Gather all lines in the records below that include the word "page".

Data listing —
____
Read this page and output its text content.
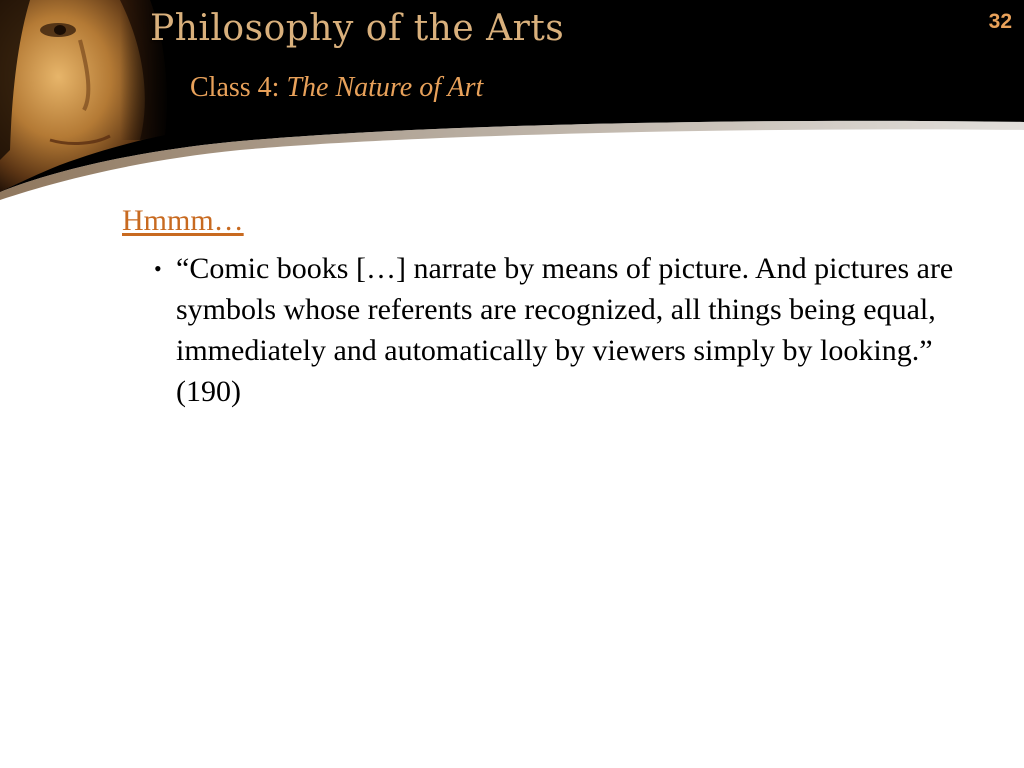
Philosophy of the Arts
Class 4: The Nature of Art
32
Hmmm…
• “Comic books […] narrate by means of picture. And pictures are symbols whose referents are recognized, all things being equal, immediately and automatically by viewers simply by looking.” (190)
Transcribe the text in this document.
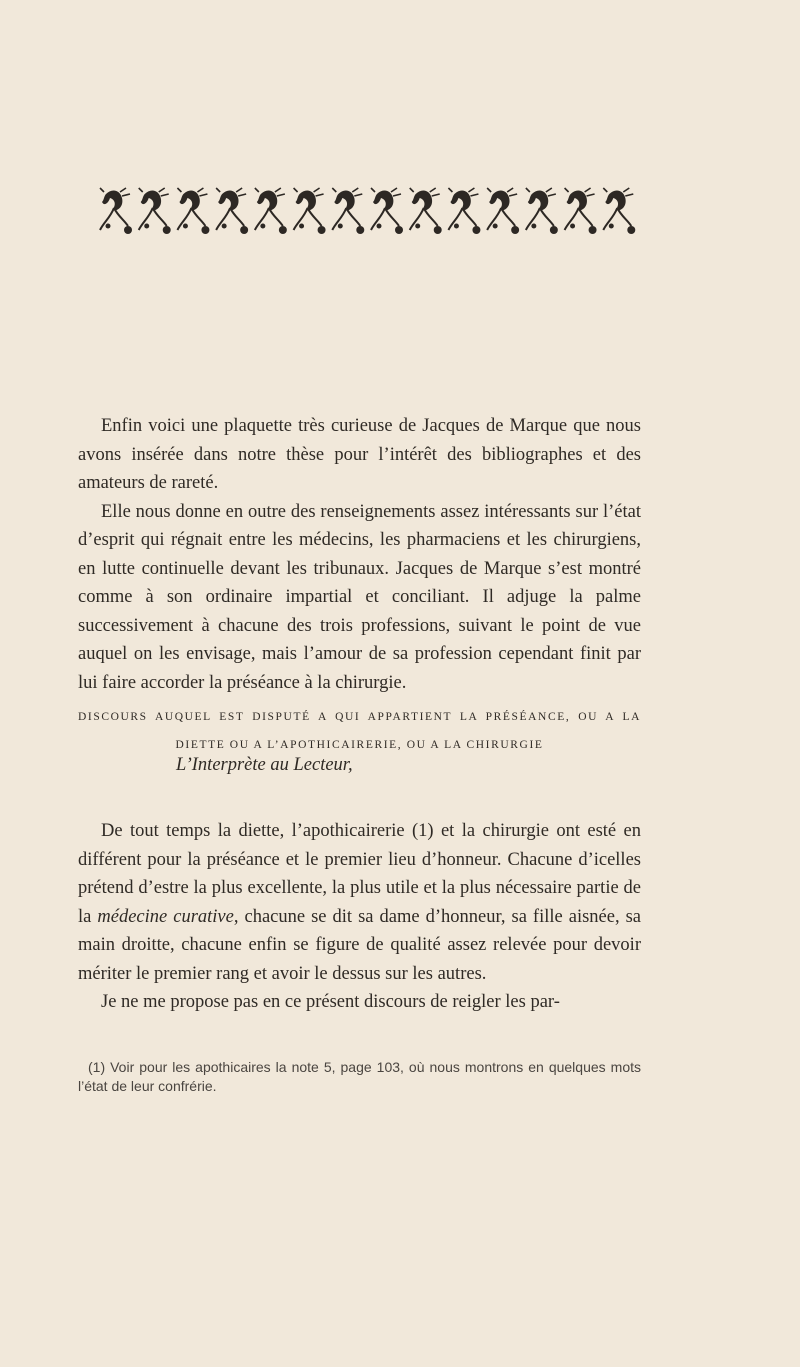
Enfin voici une plaquette très curieuse de Jacques de Marque que nous avons insérée dans notre thèse pour l’intérêt des bibliographes et des amateurs de rareté.

Elle nous donne en outre des renseignements assez intéressants sur l’état d’esprit qui régnait entre les médecins, les pharmaciens et les chirurgiens, en lutte continuelle devant les tribunaux. Jacques de Marque s’est montré comme à son ordinaire impartial et conciliant. Il adjuge la palme successivement à chacune des trois professions, suivant le point de vue auquel on les envisage, mais l’amour de sa profession cependant finit par lui faire accorder la préséance à la chirurgie.

DISCOURS AUQUEL EST DISPUTÉ A QUI APPARTIENT LA PRÉSÉANCE, OU A LA
DIETTE OU A L’APOTHICAIRERIE, OU A LA CHIRURGIE
L’Interprète au Lecteur,

De tout temps la diette, l’apothicairerie (1) et la chirurgie ont esté en différent pour la préséance et le premier lieu d’honneur. Chacune d’icelles prétend d’estre la plus excellente, la plus utile et la plus nécessaire partie de la médecine curative, chacune se dit sa dame d’honneur, sa fille aisnée, sa main droitte, chacune enfin se figure de qualité assez relevée pour devoir mériter le premier rang et avoir le dessus sur les autres.

Je ne me propose pas en ce présent discours de reigler les par-

(1) Voir pour les apothicaires la note 5, page 103, où nous montrons en quelques mots l’état de leur confrérie.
____
Response for this exercise —
Read this page and output its text content.
(1) Voir pour les apothicaires la note 5, page 103, où nous montrons en quelques mots l’état de leur confrérie.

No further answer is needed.